** START MATERIAL TO PROCESS **
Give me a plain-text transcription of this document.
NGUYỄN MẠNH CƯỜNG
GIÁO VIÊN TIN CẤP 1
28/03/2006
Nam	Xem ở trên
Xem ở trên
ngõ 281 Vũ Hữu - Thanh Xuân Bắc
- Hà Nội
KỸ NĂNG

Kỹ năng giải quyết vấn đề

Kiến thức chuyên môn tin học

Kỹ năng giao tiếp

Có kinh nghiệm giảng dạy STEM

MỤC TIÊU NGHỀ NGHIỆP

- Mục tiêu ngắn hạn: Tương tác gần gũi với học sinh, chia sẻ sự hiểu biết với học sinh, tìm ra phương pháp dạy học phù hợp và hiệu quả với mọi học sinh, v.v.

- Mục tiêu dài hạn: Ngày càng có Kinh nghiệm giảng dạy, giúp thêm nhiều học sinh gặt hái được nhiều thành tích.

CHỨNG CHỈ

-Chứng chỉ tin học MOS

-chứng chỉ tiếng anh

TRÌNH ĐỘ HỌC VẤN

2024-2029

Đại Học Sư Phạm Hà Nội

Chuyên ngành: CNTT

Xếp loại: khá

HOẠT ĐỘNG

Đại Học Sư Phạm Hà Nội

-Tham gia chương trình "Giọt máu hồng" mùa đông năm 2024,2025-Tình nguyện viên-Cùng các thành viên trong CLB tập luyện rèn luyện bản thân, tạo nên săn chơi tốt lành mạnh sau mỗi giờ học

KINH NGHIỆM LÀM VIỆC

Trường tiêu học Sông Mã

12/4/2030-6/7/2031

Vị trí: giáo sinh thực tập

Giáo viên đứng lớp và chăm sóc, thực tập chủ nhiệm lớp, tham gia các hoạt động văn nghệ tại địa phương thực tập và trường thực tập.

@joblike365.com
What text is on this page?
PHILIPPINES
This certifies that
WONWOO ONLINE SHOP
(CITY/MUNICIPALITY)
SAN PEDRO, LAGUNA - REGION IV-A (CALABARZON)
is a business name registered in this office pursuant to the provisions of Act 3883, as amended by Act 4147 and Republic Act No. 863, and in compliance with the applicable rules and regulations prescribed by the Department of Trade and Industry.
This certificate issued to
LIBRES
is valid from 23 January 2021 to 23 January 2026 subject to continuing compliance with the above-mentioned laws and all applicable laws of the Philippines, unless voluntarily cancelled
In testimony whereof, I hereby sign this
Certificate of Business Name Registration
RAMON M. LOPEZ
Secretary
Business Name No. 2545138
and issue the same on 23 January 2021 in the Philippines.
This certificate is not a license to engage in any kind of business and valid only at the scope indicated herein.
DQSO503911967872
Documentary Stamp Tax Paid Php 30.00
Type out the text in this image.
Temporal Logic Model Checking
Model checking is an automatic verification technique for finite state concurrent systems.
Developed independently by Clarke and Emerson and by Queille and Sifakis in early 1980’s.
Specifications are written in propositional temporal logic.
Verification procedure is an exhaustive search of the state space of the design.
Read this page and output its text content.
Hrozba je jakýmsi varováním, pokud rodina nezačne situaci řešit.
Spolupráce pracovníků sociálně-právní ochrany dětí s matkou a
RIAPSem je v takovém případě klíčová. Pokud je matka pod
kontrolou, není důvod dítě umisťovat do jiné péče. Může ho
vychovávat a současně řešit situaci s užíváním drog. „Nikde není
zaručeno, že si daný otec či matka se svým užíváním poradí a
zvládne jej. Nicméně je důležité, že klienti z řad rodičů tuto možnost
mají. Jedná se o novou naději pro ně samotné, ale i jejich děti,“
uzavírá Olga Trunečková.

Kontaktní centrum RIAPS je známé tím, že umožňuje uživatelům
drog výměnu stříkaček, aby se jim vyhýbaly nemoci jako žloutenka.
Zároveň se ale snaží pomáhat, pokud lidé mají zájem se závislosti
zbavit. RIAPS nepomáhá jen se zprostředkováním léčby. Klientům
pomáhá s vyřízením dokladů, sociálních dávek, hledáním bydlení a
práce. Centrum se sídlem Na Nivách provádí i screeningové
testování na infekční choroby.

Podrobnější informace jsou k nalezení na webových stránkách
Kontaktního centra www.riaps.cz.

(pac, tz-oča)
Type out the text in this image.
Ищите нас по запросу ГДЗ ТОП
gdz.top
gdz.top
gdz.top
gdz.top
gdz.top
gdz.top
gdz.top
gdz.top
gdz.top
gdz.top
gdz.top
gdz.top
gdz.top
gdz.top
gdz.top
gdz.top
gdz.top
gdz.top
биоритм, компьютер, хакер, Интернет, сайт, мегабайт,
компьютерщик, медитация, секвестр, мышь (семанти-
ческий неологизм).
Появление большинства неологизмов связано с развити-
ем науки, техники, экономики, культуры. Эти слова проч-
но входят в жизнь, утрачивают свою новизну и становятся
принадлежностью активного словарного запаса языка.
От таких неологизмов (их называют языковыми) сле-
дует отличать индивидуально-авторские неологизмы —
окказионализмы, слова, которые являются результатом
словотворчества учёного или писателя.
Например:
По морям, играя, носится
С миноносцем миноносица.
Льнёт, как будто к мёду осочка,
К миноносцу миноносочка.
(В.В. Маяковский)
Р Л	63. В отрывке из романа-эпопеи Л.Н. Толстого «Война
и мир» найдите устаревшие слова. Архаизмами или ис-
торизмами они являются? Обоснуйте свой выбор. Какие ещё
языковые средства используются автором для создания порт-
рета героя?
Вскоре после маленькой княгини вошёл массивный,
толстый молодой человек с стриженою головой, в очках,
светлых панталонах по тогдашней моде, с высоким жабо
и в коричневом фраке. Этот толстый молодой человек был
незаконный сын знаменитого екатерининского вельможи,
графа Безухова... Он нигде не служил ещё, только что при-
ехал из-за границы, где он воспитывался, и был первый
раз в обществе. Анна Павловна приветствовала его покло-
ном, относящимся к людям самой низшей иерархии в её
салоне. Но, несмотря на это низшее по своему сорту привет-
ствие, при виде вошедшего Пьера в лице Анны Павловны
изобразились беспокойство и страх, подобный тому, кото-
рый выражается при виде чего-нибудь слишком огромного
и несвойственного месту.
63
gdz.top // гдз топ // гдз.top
** END MATERIAL TO PROCESS **
PROBLEM TO SOLVE.
Within the material above, find the lines that contain the word "Model"; copy them.

RESULT FOR THIS TASK.
Temporal Logic Model Checking
Model checking is an automatic verification technique for finite state concurrent systems.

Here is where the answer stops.